Check each line of the data below for the word "take", then extract the ones that have it.

** Start of The data **

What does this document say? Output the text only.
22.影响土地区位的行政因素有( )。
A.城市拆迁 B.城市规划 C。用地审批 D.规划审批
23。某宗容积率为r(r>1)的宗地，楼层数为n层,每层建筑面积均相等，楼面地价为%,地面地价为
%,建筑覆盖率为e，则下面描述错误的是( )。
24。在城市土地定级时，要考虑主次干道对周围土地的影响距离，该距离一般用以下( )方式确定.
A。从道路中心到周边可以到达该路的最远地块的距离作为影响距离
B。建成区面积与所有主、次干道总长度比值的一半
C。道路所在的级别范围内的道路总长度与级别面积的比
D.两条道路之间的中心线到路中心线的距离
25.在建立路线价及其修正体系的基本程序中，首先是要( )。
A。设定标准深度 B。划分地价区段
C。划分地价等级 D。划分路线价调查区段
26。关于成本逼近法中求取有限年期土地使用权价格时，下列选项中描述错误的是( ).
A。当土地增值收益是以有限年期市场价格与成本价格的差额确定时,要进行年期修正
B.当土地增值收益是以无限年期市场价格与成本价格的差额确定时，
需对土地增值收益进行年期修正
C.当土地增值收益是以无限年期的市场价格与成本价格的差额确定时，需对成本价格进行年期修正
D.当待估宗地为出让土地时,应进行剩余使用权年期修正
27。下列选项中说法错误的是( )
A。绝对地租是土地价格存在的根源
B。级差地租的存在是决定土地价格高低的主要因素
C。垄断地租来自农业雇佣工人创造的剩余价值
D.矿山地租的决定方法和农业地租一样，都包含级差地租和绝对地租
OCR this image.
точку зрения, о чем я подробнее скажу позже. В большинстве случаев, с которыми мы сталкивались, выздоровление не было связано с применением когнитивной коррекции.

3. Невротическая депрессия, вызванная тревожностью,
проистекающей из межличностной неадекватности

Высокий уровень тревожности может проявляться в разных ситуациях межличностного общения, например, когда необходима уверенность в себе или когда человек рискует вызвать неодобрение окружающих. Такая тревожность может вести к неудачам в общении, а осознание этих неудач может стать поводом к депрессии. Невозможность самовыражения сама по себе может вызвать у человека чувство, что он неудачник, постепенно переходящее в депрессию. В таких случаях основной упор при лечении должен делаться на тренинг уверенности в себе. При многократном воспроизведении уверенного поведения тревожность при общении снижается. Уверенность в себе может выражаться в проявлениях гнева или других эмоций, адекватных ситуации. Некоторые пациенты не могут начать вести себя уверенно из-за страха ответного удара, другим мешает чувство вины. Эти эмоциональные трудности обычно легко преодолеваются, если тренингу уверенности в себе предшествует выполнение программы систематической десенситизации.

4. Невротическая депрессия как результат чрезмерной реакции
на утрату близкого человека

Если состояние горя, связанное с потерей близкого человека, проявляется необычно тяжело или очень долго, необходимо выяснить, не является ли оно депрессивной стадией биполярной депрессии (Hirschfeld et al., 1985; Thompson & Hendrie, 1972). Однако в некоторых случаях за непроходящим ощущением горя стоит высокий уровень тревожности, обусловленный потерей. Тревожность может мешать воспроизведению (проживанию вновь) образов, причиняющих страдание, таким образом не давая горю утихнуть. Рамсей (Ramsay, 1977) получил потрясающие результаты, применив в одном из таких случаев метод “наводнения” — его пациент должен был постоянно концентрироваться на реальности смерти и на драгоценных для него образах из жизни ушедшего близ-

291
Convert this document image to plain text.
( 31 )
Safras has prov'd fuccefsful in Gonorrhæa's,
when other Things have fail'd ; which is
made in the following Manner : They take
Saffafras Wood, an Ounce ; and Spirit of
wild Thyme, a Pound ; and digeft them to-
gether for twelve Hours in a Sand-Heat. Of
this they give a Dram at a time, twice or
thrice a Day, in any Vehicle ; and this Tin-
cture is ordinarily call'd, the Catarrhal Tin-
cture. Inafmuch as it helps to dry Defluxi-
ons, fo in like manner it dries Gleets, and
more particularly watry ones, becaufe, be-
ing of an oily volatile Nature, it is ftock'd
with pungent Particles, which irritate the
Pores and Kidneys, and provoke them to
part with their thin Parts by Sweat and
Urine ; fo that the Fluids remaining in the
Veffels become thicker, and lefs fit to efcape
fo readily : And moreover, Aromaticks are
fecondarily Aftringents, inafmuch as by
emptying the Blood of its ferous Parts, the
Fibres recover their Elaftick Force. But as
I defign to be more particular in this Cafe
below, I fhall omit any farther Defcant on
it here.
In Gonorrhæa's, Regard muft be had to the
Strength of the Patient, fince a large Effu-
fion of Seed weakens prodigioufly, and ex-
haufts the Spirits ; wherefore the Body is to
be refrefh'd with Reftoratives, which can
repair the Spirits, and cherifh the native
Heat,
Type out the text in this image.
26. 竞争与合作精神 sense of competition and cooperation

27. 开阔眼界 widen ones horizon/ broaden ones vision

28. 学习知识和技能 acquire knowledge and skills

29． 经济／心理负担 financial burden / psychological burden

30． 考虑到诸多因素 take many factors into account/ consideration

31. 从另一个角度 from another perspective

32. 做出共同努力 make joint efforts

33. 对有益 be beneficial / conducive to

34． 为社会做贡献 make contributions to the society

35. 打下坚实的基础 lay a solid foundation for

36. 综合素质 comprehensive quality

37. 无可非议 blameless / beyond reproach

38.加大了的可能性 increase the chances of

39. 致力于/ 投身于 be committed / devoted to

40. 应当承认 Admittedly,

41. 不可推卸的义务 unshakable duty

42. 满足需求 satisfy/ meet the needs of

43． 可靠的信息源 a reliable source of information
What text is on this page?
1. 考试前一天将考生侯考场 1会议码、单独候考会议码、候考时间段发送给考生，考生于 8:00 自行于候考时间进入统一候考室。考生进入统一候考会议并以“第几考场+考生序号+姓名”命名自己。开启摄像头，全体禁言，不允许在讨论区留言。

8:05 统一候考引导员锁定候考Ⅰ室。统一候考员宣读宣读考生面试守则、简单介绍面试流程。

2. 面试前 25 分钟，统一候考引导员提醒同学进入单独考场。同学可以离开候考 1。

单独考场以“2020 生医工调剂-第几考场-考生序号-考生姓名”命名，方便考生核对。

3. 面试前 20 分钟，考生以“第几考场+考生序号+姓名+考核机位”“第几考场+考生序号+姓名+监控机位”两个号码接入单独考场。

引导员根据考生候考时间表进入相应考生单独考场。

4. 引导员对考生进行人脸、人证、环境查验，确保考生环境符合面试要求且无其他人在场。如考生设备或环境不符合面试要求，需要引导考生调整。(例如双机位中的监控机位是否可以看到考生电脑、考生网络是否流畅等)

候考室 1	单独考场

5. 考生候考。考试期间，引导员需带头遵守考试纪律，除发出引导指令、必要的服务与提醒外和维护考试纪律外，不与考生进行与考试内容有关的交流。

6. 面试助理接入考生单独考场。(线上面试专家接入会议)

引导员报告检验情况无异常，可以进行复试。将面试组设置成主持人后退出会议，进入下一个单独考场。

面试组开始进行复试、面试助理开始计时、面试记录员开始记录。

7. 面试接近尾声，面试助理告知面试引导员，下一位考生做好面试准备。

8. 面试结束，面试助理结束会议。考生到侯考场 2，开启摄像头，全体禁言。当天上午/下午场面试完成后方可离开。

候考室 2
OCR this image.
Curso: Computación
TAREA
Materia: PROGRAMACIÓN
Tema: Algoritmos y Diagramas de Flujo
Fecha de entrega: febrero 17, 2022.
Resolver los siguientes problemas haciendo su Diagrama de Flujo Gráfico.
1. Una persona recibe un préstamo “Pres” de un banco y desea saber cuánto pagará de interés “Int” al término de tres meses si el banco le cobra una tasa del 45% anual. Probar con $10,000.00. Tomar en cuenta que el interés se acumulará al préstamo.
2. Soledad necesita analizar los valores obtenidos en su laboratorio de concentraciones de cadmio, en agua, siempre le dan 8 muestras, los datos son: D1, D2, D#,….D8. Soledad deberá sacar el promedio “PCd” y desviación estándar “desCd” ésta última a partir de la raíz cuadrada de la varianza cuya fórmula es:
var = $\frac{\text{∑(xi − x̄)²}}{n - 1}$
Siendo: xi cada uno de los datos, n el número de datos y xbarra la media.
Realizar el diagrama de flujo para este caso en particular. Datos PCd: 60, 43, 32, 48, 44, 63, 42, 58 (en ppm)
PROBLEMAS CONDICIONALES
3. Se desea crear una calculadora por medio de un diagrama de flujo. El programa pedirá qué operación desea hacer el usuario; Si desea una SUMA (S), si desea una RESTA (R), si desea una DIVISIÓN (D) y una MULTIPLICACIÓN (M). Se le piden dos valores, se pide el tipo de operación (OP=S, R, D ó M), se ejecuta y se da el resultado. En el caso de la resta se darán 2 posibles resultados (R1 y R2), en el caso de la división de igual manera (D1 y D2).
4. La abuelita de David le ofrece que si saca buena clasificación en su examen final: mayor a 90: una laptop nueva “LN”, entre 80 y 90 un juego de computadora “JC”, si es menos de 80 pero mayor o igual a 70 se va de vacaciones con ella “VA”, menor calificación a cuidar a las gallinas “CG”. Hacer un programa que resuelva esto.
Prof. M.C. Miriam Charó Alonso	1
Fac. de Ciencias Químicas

** End of The data **

*Expected answer*:
made in the following Manner : They take
30． 考虑到诸多因素 take many factors into account/ consideration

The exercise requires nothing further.